== YOUR OBJECTIVE ==
Every line that holds "instancia" should be shown.
--- Start of INFORMATION GIVEN ---
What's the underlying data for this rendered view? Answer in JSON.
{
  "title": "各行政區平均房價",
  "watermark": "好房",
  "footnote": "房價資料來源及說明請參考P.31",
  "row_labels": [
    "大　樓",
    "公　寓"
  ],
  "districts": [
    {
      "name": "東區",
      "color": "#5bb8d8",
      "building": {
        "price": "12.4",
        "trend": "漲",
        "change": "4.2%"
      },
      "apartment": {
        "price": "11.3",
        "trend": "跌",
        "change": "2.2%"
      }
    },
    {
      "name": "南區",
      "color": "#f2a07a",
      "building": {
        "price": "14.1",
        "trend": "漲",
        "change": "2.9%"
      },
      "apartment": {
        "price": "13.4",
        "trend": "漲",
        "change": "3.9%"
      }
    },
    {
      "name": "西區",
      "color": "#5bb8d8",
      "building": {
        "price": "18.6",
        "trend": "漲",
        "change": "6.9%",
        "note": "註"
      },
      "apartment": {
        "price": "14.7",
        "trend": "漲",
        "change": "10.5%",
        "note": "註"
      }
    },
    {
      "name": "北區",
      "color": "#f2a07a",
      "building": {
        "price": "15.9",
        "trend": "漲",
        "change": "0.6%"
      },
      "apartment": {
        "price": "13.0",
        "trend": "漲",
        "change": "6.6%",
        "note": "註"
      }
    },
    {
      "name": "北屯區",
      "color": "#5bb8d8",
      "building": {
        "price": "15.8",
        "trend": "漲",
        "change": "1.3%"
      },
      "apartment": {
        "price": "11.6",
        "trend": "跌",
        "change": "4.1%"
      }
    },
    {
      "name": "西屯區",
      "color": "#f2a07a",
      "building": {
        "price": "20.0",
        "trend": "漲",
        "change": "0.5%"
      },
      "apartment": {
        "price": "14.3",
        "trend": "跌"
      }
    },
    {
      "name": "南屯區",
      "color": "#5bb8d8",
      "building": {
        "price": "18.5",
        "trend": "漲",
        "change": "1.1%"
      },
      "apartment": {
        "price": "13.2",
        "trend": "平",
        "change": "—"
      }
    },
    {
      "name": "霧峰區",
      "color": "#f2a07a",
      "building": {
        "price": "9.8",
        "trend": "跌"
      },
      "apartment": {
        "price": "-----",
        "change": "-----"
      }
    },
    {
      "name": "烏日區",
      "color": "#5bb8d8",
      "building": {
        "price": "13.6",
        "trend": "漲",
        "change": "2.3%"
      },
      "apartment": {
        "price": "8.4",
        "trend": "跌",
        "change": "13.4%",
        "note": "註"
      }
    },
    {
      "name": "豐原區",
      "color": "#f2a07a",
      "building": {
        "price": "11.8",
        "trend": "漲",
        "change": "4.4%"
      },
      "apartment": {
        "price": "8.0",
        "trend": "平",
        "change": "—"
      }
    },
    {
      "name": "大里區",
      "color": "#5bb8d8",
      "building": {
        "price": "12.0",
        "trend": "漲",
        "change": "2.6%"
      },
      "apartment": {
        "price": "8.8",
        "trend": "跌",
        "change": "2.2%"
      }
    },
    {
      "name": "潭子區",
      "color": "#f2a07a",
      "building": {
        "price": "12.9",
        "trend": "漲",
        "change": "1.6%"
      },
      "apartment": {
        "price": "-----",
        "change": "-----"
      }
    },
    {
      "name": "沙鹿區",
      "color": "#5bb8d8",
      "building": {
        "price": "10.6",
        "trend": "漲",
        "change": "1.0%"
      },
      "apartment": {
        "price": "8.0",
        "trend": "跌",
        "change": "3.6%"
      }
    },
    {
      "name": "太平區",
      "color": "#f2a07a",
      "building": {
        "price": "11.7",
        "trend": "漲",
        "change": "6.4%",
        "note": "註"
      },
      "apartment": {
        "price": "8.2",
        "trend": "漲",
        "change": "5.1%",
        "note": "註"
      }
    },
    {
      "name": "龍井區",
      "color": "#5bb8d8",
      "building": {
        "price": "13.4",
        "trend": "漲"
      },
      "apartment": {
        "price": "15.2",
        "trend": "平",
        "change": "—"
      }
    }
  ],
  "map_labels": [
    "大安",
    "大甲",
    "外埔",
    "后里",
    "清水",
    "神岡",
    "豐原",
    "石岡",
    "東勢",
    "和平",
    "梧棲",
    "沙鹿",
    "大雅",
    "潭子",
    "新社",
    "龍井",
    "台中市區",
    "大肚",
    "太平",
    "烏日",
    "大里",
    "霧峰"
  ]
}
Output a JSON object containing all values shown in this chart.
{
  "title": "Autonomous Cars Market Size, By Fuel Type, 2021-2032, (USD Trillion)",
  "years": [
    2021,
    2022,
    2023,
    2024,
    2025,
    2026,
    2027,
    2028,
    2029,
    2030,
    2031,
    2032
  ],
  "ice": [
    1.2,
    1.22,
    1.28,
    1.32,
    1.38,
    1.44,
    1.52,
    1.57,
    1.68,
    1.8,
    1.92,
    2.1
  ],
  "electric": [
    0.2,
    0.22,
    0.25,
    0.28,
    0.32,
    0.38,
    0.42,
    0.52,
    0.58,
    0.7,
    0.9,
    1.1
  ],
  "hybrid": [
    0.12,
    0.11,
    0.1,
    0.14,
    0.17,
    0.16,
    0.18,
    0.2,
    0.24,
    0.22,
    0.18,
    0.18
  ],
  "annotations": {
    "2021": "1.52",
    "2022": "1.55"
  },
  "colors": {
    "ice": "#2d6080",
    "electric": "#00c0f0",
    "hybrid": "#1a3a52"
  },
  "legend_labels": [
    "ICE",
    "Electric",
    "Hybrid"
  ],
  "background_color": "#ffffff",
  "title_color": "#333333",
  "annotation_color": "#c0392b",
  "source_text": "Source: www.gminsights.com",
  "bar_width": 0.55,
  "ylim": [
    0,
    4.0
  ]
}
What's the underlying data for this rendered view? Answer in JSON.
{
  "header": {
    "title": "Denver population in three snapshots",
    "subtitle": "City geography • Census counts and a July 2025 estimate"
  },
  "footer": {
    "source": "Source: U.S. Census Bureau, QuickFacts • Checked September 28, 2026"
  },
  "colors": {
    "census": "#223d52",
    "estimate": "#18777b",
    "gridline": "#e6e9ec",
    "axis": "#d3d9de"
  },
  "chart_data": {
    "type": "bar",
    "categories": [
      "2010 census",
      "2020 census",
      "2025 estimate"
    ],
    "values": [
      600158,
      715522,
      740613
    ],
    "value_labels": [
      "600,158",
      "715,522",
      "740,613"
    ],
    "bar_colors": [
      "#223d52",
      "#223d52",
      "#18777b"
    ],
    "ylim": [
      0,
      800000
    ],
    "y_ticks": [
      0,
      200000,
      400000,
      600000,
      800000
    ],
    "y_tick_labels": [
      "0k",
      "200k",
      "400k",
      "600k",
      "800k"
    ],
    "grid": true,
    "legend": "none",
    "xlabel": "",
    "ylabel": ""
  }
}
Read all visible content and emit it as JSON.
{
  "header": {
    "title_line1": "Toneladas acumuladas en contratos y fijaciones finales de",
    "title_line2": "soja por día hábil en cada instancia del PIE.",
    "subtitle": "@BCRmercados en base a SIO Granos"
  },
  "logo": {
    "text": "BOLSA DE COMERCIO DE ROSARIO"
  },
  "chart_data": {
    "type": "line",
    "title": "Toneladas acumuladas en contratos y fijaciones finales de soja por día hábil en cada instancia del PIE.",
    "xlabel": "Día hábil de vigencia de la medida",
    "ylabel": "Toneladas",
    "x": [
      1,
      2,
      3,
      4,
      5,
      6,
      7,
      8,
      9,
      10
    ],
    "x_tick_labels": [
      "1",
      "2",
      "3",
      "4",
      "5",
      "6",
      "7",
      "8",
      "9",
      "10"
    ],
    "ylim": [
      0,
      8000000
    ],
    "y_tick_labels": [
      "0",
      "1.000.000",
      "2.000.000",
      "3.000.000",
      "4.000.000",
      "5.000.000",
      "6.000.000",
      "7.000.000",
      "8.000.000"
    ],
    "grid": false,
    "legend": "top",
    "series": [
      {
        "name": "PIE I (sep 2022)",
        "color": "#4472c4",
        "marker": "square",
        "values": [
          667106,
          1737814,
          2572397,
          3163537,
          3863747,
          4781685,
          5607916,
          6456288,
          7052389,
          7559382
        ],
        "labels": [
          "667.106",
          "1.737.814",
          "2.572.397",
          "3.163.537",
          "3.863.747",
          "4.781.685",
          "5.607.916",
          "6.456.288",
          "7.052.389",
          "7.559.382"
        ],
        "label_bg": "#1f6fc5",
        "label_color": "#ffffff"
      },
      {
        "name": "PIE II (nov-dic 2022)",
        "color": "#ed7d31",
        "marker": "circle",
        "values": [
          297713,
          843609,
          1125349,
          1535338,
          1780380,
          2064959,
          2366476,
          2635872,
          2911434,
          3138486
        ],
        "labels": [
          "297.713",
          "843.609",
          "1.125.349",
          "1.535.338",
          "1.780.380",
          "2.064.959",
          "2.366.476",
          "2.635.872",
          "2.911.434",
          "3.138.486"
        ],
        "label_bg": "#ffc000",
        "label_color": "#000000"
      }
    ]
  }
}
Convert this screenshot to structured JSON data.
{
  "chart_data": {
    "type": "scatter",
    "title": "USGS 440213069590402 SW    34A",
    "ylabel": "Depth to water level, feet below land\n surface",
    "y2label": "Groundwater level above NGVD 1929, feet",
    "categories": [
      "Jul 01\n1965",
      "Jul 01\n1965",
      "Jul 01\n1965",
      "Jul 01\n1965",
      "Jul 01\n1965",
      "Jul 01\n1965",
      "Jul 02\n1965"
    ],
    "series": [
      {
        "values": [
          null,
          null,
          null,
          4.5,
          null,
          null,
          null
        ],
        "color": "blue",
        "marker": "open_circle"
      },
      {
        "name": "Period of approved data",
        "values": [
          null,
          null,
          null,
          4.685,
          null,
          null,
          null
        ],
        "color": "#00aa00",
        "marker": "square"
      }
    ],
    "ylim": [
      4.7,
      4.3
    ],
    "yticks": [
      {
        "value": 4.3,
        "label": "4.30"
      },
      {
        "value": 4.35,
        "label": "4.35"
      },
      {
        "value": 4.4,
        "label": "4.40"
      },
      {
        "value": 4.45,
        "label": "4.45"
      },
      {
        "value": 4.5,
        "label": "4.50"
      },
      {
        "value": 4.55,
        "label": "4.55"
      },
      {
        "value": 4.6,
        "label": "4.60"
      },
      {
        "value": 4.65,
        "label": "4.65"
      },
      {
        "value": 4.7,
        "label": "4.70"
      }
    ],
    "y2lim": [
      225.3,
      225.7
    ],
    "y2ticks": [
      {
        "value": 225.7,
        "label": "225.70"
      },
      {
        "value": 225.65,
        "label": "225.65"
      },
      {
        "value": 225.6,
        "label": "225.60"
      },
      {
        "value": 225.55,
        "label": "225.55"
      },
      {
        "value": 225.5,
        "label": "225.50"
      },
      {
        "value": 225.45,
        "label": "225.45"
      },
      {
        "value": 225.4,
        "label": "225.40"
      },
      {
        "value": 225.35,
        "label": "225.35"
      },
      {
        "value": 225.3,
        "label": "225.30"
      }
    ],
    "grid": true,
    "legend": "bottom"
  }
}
--- End of INFORMATION GIVEN ---
== REPLY TO THE EXERCISE ==
    "title_line2": "soja por día hábil en cada instancia del PIE.",
    "title": "Toneladas acumuladas en contratos y fijaciones finales de soja por día hábil en cada instancia del PIE.",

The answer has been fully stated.